STATED GOAL. Below are entries to be transcribed exactly; exclude the pictures from the copy.

(Stored data entries)
** START **

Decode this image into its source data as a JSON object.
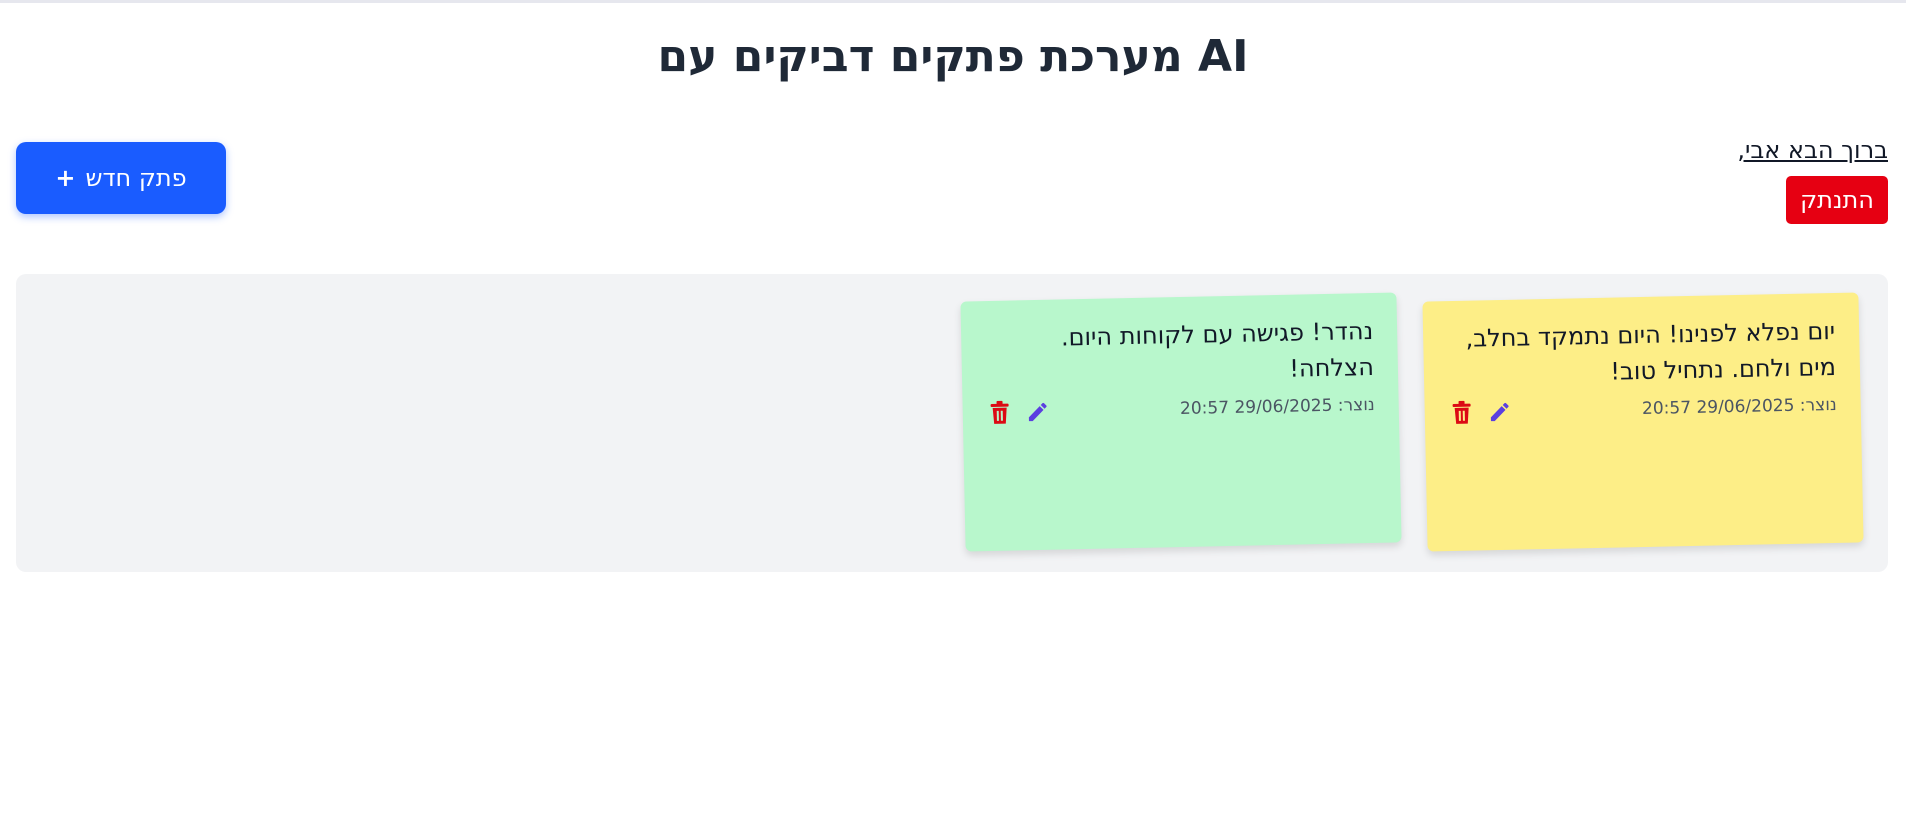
{
  "app": {
    "title": "מערכת פתקים דביקים עם AI"
  },
  "user": {
    "welcome": "ברוך הבא אבי,",
    "logout_label": "התנתק"
  },
  "toolbar": {
    "new_note_label": "פתק חדש",
    "new_note_icon": "+"
  },
  "colors": {
    "primary": "#1a5cff",
    "danger": "#e60012",
    "board_bg": "#f2f3f5",
    "edit_icon": "#5b3fe0",
    "delete_icon": "#dc0a14"
  },
  "notes": [
    {
      "text_line1": "יום נפלא לפנינו! היום נתמקד בחלב,",
      "text_line2": "מים ולחם. נתחיל טוב!",
      "created": "נוצר: 29/06/2025 20:57",
      "color": "#fdee87",
      "edit_icon": "pencil-icon",
      "delete_icon": "trash-icon"
    },
    {
      "text_line1": "נהדר! פגישה עם לקוחות היום.",
      "text_line2": "הצלחה!",
      "created": "נוצר: 29/06/2025 20:57",
      "color": "#b8f7cc",
      "edit_icon": "pencil-icon",
      "delete_icon": "trash-icon"
    }
  ]
}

** END **

ANSWER IN FULL.
Decode this image into its source data as a JSON object.
{
  "app": {
    "title": "מערכת פתקים דביקים עם AI"
  },
  "user": {
    "welcome": "ברוך הבא אבי,",
    "logout_label": "התנתק"
  },
  "toolbar": {
    "new_note_label": "פתק חדש",
    "new_note_icon": "+"
  },
  "colors": {
    "primary": "#1a5cff",
    "danger": "#e60012",
    "board_bg": "#f2f3f5",
    "edit_icon": "#5b3fe0",
    "delete_icon": "#dc0a14"
  },
  "notes": [
    {
      "text_line1": "יום נפלא לפנינו! היום נתמקד בחלב,",
      "text_line2": "מים ולחם. נתחיל טוב!",
      "created": "נוצר: 29/06/2025 20:57",
      "color": "#fdee87",
      "edit_icon": "pencil-icon",
      "delete_icon": "trash-icon"
    },
    {
      "text_line1": "נהדר! פגישה עם לקוחות היום.",
      "text_line2": "הצלחה!",
      "created": "נוצר: 29/06/2025 20:57",
      "color": "#b8f7cc",
      "edit_icon": "pencil-icon",
      "delete_icon": "trash-icon"
    }
  ]
}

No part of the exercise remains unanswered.